Exercise prompt:
Find every line in the records below that holds the word "auch" and copy it.

Extracted data:
+ + + +
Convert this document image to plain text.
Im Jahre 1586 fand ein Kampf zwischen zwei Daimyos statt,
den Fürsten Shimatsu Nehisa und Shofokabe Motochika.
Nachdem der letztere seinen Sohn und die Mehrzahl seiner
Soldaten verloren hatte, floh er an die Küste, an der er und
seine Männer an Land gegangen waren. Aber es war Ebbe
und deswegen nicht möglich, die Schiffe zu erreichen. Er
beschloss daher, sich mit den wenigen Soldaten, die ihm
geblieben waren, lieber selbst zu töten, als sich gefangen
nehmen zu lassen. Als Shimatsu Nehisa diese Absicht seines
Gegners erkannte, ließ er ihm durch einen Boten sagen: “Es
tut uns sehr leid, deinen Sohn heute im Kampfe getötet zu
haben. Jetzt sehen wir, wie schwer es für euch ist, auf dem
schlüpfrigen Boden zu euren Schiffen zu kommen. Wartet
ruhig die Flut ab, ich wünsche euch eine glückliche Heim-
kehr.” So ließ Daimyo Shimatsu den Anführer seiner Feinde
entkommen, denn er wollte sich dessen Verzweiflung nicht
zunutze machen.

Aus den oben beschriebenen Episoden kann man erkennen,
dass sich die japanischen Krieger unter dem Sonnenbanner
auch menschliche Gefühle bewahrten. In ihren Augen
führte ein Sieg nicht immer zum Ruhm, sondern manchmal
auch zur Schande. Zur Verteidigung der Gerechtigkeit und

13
+ + + +
Response:
auch menschliche Gefühle bewahrten. In ihren Augen
auch zur Schande. Zur Verteidigung der Gerechtigkeit und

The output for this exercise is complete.